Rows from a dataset
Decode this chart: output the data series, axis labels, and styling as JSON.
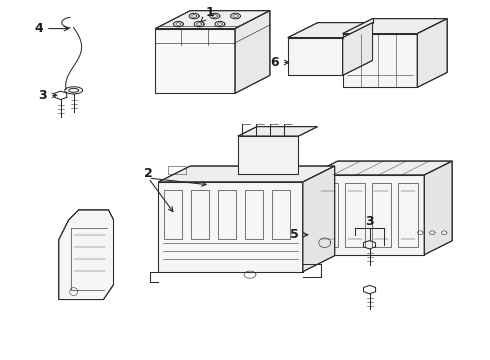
{
  "background_color": "#ffffff",
  "line_color": "#2d2d2d",
  "label_color": "#1a1a1a",
  "fig_width": 4.9,
  "fig_height": 3.6,
  "dpi": 100
}
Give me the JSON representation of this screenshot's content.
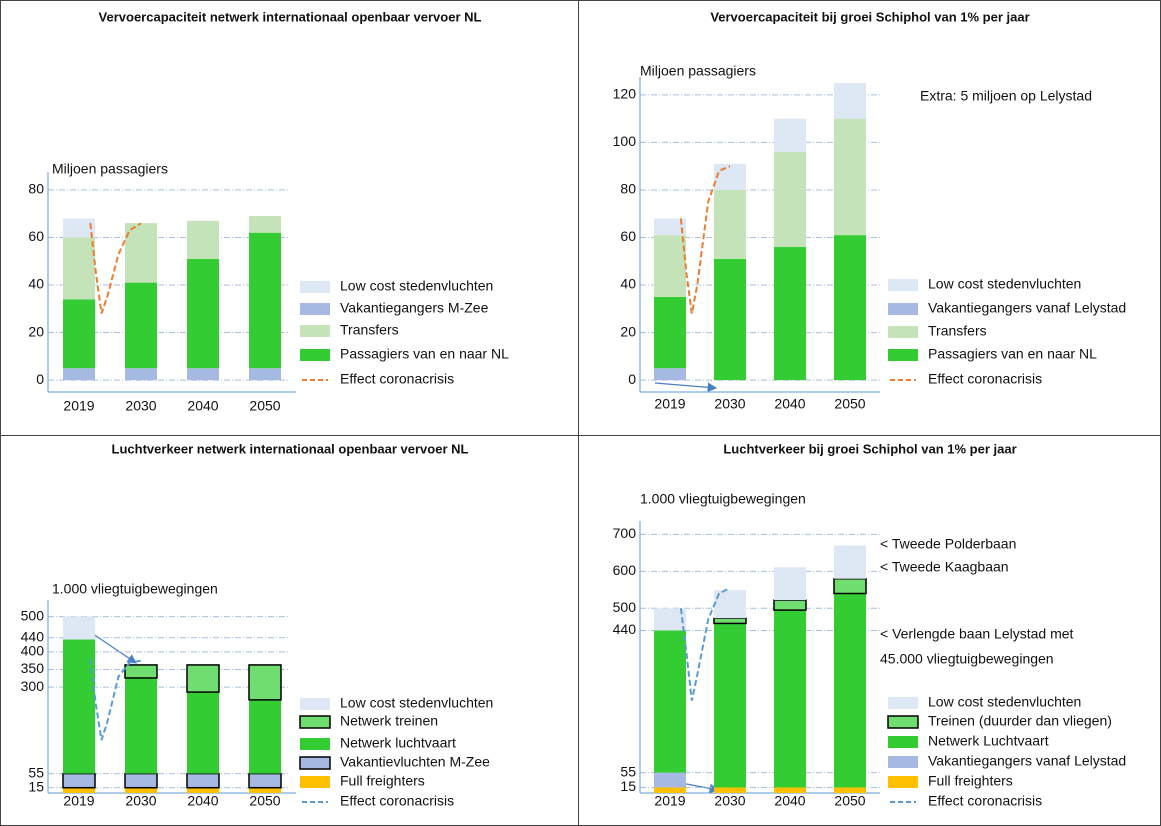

● **Goal of the exercise**
Extract all the data above exactly, excluding every picture.

● **Exercise output**
Decode this chart: output the data series, axis labels, and styling as JSON.
{
  "background_color": "#ffffff",
  "line_color": "#2d2d2d",
  "label_color": "#1a1a1a",
  "fig_width": 4.9,
  "fig_height": 3.6,
  "dpi": 100
}
Give me the JSON representation of this screenshot's content.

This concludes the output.